Set task:
Make an exact copy of the data below, leaving out every picture.

_ _ _ _ _

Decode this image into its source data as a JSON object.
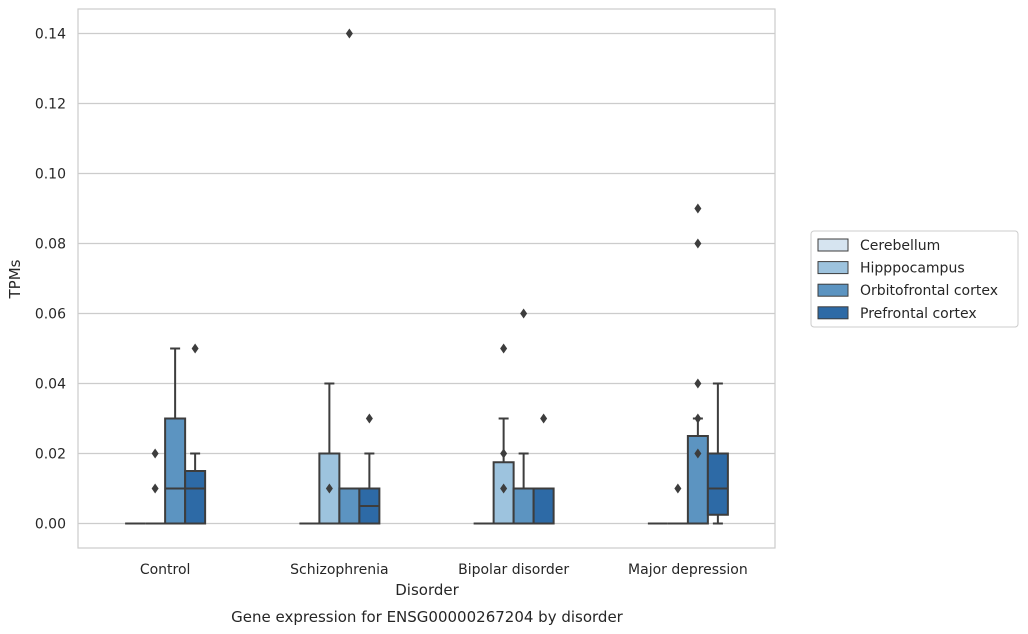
{
  "chart_data": {
    "type": "box",
    "caption": "Gene expression for ENSG00000267204 by disorder",
    "xlabel": "Disorder",
    "ylabel": "TPMs",
    "ylim": [
      -0.007,
      0.147
    ],
    "yticks": [
      0.0,
      0.02,
      0.04,
      0.06,
      0.08,
      0.1,
      0.12,
      0.14
    ],
    "ytick_labels": [
      "0.00",
      "0.02",
      "0.04",
      "0.06",
      "0.08",
      "0.10",
      "0.12",
      "0.14"
    ],
    "grid": "horizontal",
    "legend_position": "right",
    "categories": [
      "Control",
      "Schizophrenia",
      "Bipolar disorder",
      "Major depression"
    ],
    "series": [
      {
        "name": "Cerebellum",
        "color": "#d6e4f0",
        "boxes": [
          {
            "q1": 0.0,
            "median": 0.0,
            "q3": 0.0,
            "whislo": 0.0,
            "whishi": 0.0,
            "fliers": []
          },
          {
            "q1": 0.0,
            "median": 0.0,
            "q3": 0.0,
            "whislo": 0.0,
            "whishi": 0.0,
            "fliers": []
          },
          {
            "q1": 0.0,
            "median": 0.0,
            "q3": 0.0,
            "whislo": 0.0,
            "whishi": 0.0,
            "fliers": []
          },
          {
            "q1": 0.0,
            "median": 0.0,
            "q3": 0.0,
            "whislo": 0.0,
            "whishi": 0.0,
            "fliers": []
          }
        ]
      },
      {
        "name": "Hipppocampus",
        "color": "#9dc3de",
        "boxes": [
          {
            "q1": 0.0,
            "median": 0.0,
            "q3": 0.0,
            "whislo": 0.0,
            "whishi": 0.0,
            "fliers": [
              0.01,
              0.02
            ]
          },
          {
            "q1": 0.0,
            "median": 0.0,
            "q3": 0.02,
            "whislo": 0.0,
            "whishi": 0.04,
            "fliers": [
              0.01
            ]
          },
          {
            "q1": 0.0,
            "median": 0.0,
            "q3": 0.0175,
            "whislo": 0.0,
            "whishi": 0.03,
            "fliers": [
              0.01,
              0.02,
              0.05
            ]
          },
          {
            "q1": 0.0,
            "median": 0.0,
            "q3": 0.0,
            "whislo": 0.0,
            "whishi": 0.0,
            "fliers": [
              0.01
            ]
          }
        ]
      },
      {
        "name": "Orbitofrontal cortex",
        "color": "#5c94c1",
        "boxes": [
          {
            "q1": 0.0,
            "median": 0.01,
            "q3": 0.03,
            "whislo": 0.0,
            "whishi": 0.05,
            "fliers": []
          },
          {
            "q1": 0.0,
            "median": 0.01,
            "q3": 0.01,
            "whislo": 0.0,
            "whishi": 0.01,
            "fliers": [
              0.14
            ]
          },
          {
            "q1": 0.0,
            "median": 0.01,
            "q3": 0.01,
            "whislo": 0.0,
            "whishi": 0.02,
            "fliers": [
              0.06
            ]
          },
          {
            "q1": 0.0,
            "median": 0.0,
            "q3": 0.025,
            "whislo": 0.0,
            "whishi": 0.03,
            "fliers": [
              0.02,
              0.03,
              0.04,
              0.08,
              0.09
            ]
          }
        ]
      },
      {
        "name": "Prefrontal cortex",
        "color": "#2d6aa6",
        "boxes": [
          {
            "q1": 0.0,
            "median": 0.01,
            "q3": 0.015,
            "whislo": 0.0,
            "whishi": 0.02,
            "fliers": [
              0.05
            ]
          },
          {
            "q1": 0.0,
            "median": 0.005,
            "q3": 0.01,
            "whislo": 0.0,
            "whishi": 0.02,
            "fliers": [
              0.03
            ]
          },
          {
            "q1": 0.0,
            "median": 0.01,
            "q3": 0.01,
            "whislo": 0.0,
            "whishi": 0.01,
            "fliers": [
              0.03
            ]
          },
          {
            "q1": 0.0025,
            "median": 0.01,
            "q3": 0.02,
            "whislo": 0.0,
            "whishi": 0.04,
            "fliers": []
          }
        ]
      }
    ]
  }
}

_ _ _ _ _

Exercise answer:
Decode this image into its source data as a JSON object.
{
  "chart_data": {
    "type": "box",
    "caption": "Gene expression for ENSG00000267204 by disorder",
    "xlabel": "Disorder",
    "ylabel": "TPMs",
    "ylim": [
      -0.007,
      0.147
    ],
    "yticks": [
      0.0,
      0.02,
      0.04,
      0.06,
      0.08,
      0.1,
      0.12,
      0.14
    ],
    "ytick_labels": [
      "0.00",
      "0.02",
      "0.04",
      "0.06",
      "0.08",
      "0.10",
      "0.12",
      "0.14"
    ],
    "grid": "horizontal",
    "legend_position": "right",
    "categories": [
      "Control",
      "Schizophrenia",
      "Bipolar disorder",
      "Major depression"
    ],
    "series": [
      {
        "name": "Cerebellum",
        "color": "#d6e4f0",
        "boxes": [
          {
            "q1": 0.0,
            "median": 0.0,
            "q3": 0.0,
            "whislo": 0.0,
            "whishi": 0.0,
            "fliers": []
          },
          {
            "q1": 0.0,
            "median": 0.0,
            "q3": 0.0,
            "whislo": 0.0,
            "whishi": 0.0,
            "fliers": []
          },
          {
            "q1": 0.0,
            "median": 0.0,
            "q3": 0.0,
            "whislo": 0.0,
            "whishi": 0.0,
            "fliers": []
          },
          {
            "q1": 0.0,
            "median": 0.0,
            "q3": 0.0,
            "whislo": 0.0,
            "whishi": 0.0,
            "fliers": []
          }
        ]
      },
      {
        "name": "Hipppocampus",
        "color": "#9dc3de",
        "boxes": [
          {
            "q1": 0.0,
            "median": 0.0,
            "q3": 0.0,
            "whislo": 0.0,
            "whishi": 0.0,
            "fliers": [
              0.01,
              0.02
            ]
          },
          {
            "q1": 0.0,
            "median": 0.0,
            "q3": 0.02,
            "whislo": 0.0,
            "whishi": 0.04,
            "fliers": [
              0.01
            ]
          },
          {
            "q1": 0.0,
            "median": 0.0,
            "q3": 0.0175,
            "whislo": 0.0,
            "whishi": 0.03,
            "fliers": [
              0.01,
              0.02,
              0.05
            ]
          },
          {
            "q1": 0.0,
            "median": 0.0,
            "q3": 0.0,
            "whislo": 0.0,
            "whishi": 0.0,
            "fliers": [
              0.01
            ]
          }
        ]
      },
      {
        "name": "Orbitofrontal cortex",
        "color": "#5c94c1",
        "boxes": [
          {
            "q1": 0.0,
            "median": 0.01,
            "q3": 0.03,
            "whislo": 0.0,
            "whishi": 0.05,
            "fliers": []
          },
          {
            "q1": 0.0,
            "median": 0.01,
            "q3": 0.01,
            "whislo": 0.0,
            "whishi": 0.01,
            "fliers": [
              0.14
            ]
          },
          {
            "q1": 0.0,
            "median": 0.01,
            "q3": 0.01,
            "whislo": 0.0,
            "whishi": 0.02,
            "fliers": [
              0.06
            ]
          },
          {
            "q1": 0.0,
            "median": 0.0,
            "q3": 0.025,
            "whislo": 0.0,
            "whishi": 0.03,
            "fliers": [
              0.02,
              0.03,
              0.04,
              0.08,
              0.09
            ]
          }
        ]
      },
      {
        "name": "Prefrontal cortex",
        "color": "#2d6aa6",
        "boxes": [
          {
            "q1": 0.0,
            "median": 0.01,
            "q3": 0.015,
            "whislo": 0.0,
            "whishi": 0.02,
            "fliers": [
              0.05
            ]
          },
          {
            "q1": 0.0,
            "median": 0.005,
            "q3": 0.01,
            "whislo": 0.0,
            "whishi": 0.02,
            "fliers": [
              0.03
            ]
          },
          {
            "q1": 0.0,
            "median": 0.01,
            "q3": 0.01,
            "whislo": 0.0,
            "whishi": 0.01,
            "fliers": [
              0.03
            ]
          },
          {
            "q1": 0.0025,
            "median": 0.01,
            "q3": 0.02,
            "whislo": 0.0,
            "whishi": 0.04,
            "fliers": []
          }
        ]
      }
    ]
  }
}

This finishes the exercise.